- **Stated goal**: Output every entry exactly as written, but omit the pictures.

- **Records shown**:
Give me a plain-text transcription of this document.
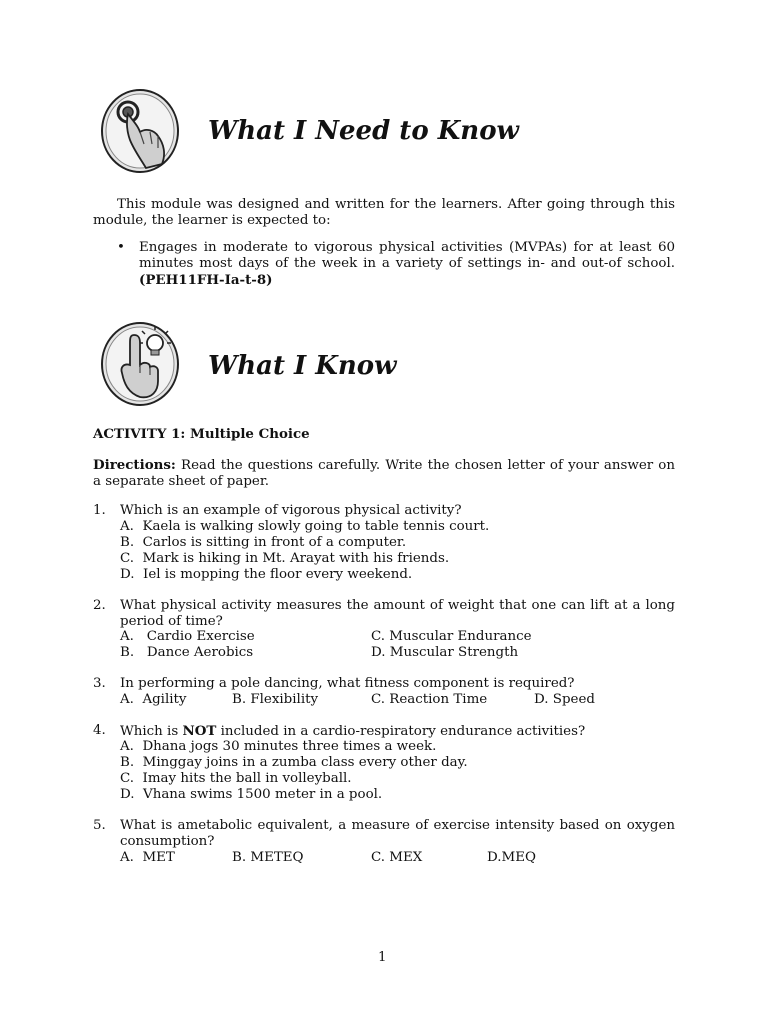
What I Need to Know
This module was designed and written for the learners. After going through this module, the learner is expected to:
• Engages in moderate to vigorous physical activities (MVPAs) for at least 60 minutes most days of the week in a variety of settings in- and out-of school. (PEH11FH-Ia-t-8)
What I Know
ACTIVITY 1: Multiple Choice
Directions: Read the questions carefully. Write the chosen letter of your answer on a separate sheet of paper.
1. Which is an example of vigorous physical activity?
A.  Kaela is walking slowly going to table tennis court.
B.  Carlos is sitting in front of a computer.
C.  Mark is hiking in Mt. Arayat with his friends.
D.  Iel is mopping the floor every weekend.
2. What physical activity measures the amount of weight that one can lift at a long period of time?
A.   Cardio Exercise	C. Muscular Endurance
B.   Dance Aerobics	D. Muscular Strength
3. In performing a pole dancing, what fitness component is required?
A.  Agility	B. Flexibility	C. Reaction Time	D. Speed
4. Which is NOT included in a cardio-respiratory endurance activities?
A.  Dhana jogs 30 minutes three times a week.
B.  Minggay joins in a zumba class every other day.
C.  Imay hits the ball in volleyball.
D.  Vhana swims 1500 meter in a pool.
5. What is ametabolic equivalent, a measure of exercise intensity based on oxygen consumption?
A.  MET	B. METEQ	C. MEX	D.MEQ
1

- **Final result**:
Give me a plain-text transcription of this document.
What I Need to Know
This module was designed and written for the learners. After going through this module, the learner is expected to:
• Engages in moderate to vigorous physical activities (MVPAs) for at least 60 minutes most days of the week in a variety of settings in- and out-of school. (PEH11FH-Ia-t-8)
What I Know
ACTIVITY 1: Multiple Choice
Directions: Read the questions carefully. Write the chosen letter of your answer on a separate sheet of paper.
1. Which is an example of vigorous physical activity?
A.  Kaela is walking slowly going to table tennis court.
B.  Carlos is sitting in front of a computer.
C.  Mark is hiking in Mt. Arayat with his friends.
D.  Iel is mopping the floor every weekend.
2. What physical activity measures the amount of weight that one can lift at a long period of time?
A.   Cardio Exercise	C. Muscular Endurance
B.   Dance Aerobics	D. Muscular Strength
3. In performing a pole dancing, what fitness component is required?
A.  Agility	B. Flexibility	C. Reaction Time	D. Speed
4. Which is NOT included in a cardio-respiratory endurance activities?
A.  Dhana jogs 30 minutes three times a week.
B.  Minggay joins in a zumba class every other day.
C.  Imay hits the ball in volleyball.
D.  Vhana swims 1500 meter in a pool.
5. What is ametabolic equivalent, a measure of exercise intensity based on oxygen consumption?
A.  MET	B. METEQ	C. MEX	D.MEQ
1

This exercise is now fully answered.